INSTRUCTIONS TO FOLLOW
Pull each line holding the word "label" from the data.

MATERIAL SUPPLIED
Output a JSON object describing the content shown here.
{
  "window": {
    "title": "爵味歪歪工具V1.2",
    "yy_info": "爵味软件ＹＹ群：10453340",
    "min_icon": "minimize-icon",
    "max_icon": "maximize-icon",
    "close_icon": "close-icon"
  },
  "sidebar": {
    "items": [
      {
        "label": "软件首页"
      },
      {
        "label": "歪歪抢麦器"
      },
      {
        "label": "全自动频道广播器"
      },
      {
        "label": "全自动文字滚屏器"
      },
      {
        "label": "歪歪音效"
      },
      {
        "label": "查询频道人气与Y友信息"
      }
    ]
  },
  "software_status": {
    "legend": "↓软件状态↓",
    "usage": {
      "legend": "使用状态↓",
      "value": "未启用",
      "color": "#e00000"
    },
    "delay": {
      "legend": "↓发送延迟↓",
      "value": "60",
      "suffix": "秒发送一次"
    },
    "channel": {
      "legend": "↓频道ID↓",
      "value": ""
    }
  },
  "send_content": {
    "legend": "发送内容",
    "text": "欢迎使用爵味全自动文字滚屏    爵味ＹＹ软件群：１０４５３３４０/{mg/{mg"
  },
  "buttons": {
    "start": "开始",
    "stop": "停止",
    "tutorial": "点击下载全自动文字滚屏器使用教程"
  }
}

FINAL RESULT
        "label": "软件首页"
        "label": "歪歪抢麦器"
        "label": "全自动频道广播器"
        "label": "全自动文字滚屏器"
        "label": "歪歪音效"
        "label": "查询频道人气与Y友信息"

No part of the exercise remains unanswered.